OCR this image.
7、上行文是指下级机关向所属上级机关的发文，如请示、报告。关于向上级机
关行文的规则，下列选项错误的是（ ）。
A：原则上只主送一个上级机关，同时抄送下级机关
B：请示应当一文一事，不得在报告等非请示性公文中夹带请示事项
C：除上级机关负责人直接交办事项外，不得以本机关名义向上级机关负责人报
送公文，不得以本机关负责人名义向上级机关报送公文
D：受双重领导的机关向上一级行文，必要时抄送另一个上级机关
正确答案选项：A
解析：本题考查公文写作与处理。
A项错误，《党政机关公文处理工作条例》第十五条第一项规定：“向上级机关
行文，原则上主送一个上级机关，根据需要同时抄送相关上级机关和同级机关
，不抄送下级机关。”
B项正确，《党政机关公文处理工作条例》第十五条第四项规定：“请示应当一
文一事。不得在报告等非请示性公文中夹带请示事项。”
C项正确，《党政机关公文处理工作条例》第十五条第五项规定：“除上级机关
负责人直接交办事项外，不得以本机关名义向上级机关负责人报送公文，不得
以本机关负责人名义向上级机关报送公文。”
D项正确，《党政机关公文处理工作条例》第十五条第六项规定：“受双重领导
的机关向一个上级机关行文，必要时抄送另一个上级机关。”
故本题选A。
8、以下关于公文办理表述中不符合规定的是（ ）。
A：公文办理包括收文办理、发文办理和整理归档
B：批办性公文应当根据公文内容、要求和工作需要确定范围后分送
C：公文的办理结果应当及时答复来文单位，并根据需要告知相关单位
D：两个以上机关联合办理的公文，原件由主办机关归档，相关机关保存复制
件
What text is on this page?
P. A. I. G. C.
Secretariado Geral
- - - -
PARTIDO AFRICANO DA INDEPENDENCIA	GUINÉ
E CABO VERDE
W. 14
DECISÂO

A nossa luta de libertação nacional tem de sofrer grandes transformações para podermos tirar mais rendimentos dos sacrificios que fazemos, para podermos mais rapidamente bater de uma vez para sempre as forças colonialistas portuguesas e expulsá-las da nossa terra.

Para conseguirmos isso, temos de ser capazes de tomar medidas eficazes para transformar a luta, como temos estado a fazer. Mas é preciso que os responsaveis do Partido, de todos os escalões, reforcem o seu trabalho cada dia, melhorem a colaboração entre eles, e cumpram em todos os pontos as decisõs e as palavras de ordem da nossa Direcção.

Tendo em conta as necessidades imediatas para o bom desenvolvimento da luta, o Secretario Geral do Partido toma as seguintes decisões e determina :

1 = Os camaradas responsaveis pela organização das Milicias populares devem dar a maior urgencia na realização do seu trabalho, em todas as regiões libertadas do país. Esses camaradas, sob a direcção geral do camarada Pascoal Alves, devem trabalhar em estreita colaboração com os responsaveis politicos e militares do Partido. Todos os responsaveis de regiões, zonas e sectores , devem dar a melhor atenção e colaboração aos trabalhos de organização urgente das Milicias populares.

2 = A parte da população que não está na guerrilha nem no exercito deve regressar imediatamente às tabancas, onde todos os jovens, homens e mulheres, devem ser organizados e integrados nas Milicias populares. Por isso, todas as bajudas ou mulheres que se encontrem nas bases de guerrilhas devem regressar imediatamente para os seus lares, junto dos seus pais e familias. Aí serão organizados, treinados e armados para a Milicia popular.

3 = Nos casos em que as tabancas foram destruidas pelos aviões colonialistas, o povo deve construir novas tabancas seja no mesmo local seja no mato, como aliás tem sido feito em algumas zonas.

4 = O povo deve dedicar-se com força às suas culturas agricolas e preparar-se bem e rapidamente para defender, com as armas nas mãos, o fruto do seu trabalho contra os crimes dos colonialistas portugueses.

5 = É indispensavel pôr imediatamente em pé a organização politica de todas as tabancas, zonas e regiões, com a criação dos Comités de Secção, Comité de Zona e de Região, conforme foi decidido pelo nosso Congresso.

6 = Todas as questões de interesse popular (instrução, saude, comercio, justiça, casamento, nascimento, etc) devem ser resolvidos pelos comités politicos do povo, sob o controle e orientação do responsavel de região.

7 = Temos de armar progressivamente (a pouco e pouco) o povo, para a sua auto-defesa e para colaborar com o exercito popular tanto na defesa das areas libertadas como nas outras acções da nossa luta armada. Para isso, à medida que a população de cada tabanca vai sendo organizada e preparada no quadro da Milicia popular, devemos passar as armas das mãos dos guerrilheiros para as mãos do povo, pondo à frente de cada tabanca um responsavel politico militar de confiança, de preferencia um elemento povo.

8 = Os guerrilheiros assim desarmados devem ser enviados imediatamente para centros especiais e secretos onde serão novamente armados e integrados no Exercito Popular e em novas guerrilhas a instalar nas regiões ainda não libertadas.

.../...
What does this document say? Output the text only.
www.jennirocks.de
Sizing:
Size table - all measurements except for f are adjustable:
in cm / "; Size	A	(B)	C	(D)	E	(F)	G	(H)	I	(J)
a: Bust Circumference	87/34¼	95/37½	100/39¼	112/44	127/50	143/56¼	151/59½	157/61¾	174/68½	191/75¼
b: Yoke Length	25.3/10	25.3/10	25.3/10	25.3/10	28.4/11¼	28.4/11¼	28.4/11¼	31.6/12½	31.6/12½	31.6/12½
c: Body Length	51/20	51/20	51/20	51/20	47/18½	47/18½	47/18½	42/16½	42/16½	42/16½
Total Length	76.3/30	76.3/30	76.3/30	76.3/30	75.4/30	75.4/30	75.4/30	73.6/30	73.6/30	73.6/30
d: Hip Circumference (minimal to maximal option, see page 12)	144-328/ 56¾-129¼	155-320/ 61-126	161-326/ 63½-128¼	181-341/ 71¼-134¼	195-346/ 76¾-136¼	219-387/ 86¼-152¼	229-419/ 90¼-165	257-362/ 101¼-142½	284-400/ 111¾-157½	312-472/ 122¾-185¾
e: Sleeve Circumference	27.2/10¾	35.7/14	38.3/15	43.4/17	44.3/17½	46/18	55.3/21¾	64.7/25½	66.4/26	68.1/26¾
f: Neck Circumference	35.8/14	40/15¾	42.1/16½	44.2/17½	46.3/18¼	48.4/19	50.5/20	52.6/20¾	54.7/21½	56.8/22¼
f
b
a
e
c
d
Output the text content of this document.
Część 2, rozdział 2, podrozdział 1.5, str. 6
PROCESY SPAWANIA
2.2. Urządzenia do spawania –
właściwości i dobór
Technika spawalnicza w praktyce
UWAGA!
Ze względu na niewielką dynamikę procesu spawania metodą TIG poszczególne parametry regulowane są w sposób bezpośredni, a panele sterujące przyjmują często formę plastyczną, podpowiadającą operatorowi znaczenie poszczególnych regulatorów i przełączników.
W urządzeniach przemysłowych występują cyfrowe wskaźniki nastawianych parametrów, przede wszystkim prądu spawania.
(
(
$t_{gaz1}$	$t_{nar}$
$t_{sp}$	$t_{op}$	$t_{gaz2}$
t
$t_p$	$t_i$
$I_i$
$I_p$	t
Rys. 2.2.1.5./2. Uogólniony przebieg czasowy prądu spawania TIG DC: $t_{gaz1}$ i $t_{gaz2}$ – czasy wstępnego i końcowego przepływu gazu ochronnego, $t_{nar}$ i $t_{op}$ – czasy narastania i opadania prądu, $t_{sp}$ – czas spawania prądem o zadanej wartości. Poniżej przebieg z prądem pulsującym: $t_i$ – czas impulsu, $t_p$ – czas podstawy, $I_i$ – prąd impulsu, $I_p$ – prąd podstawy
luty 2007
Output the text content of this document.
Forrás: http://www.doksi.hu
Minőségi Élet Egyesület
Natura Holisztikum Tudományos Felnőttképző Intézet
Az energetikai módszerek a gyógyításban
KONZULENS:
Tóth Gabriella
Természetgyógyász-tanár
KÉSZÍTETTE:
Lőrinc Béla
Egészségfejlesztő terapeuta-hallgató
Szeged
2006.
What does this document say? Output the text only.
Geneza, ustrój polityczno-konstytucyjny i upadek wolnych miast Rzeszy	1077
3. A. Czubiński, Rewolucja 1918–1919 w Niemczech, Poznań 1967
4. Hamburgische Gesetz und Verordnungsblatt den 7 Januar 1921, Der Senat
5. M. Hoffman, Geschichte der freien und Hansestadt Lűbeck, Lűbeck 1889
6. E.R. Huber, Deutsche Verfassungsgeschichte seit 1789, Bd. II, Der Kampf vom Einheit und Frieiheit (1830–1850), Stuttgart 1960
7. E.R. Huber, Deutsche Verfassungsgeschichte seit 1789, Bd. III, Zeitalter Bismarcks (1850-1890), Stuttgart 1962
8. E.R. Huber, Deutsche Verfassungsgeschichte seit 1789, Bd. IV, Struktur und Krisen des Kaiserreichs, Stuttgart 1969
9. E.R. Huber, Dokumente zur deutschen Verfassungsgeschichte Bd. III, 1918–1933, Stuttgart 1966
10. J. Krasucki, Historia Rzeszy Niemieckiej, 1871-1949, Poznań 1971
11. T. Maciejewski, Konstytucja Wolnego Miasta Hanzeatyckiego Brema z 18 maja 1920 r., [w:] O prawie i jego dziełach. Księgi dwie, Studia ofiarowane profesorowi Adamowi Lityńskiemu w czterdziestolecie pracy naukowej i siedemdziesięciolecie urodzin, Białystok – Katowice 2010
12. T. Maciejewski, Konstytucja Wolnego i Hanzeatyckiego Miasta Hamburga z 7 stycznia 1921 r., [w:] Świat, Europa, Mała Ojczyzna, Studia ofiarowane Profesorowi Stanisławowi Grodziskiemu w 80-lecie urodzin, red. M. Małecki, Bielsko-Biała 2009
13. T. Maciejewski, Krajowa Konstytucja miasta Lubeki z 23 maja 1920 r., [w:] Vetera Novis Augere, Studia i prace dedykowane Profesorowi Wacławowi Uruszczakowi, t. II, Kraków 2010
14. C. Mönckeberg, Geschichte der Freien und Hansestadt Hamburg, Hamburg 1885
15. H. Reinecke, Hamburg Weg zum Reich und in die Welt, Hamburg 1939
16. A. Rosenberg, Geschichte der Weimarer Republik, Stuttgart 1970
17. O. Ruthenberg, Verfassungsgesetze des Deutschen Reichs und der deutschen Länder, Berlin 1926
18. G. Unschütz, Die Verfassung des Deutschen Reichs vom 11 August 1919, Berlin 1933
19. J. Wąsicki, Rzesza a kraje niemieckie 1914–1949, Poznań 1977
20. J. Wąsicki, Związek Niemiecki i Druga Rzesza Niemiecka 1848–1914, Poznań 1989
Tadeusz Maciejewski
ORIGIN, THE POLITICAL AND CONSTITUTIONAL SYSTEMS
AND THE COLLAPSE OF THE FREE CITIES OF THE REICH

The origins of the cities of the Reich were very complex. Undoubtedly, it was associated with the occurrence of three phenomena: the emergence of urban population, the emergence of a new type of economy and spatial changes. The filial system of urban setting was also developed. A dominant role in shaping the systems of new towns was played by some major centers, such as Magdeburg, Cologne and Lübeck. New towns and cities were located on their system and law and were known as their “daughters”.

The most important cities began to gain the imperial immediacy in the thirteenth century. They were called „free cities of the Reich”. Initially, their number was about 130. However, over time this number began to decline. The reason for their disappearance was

********************

# THE PROBLEM
Count how many lines in the data contain the word "Hansestadt", giving the number without comment.

# FINAL ANSWER
2